─── Records shown ───
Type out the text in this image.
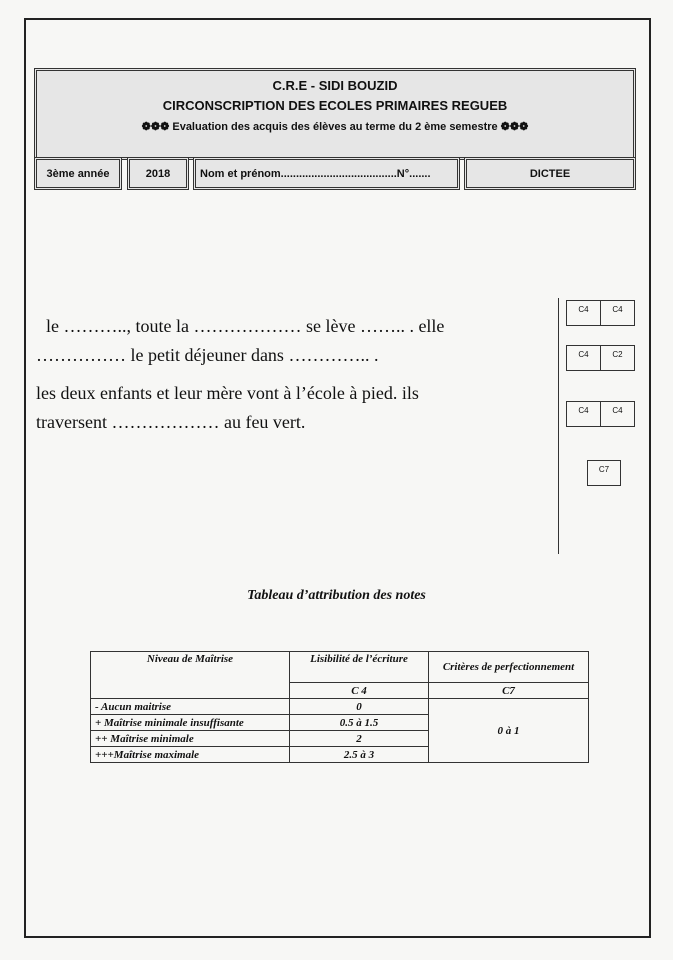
C.R.E - SIDI BOUZID
CIRCONSCRIPTION DES ECOLES PRIMAIRES REGUEB
❁❁❁ Evaluation des acquis des élèves au terme du 2 ème semestre ❁❁❁
3ème année	2018	Nom et prénom......................................N°.......	DICTEE
le ……….., toute la ……………… se lève …….. . elle
…………… le petit déjeuner dans ………….. .
les deux enfants et leur mère vont à l’école à pied. ils
traversent ……………… au feu vert.
C4	C4
C4	C2
C4	C4
C7
Tableau d’attribution des notes
Niveau de Maîtrise	Lisibilité de l’écriture	Critères de perfectionnement
	C 4	C7
- Aucun maitrise	0	0 à 1
+ Maîtrise minimale insuffisante	0.5 à 1.5	
++ Maîtrise minimale	2	
+++Maîtrise maximale	2.5 à 3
───
Aim
List each line in the listing that contains the string "Maîtrise".

Worked answer
Niveau de Maîtrise	Lisibilité de l’écriture	Critères de perfectionnement
+ Maîtrise minimale insuffisante	0.5 à 1.5	
++ Maîtrise minimale	2	
+++Maîtrise maximale	2.5 à 3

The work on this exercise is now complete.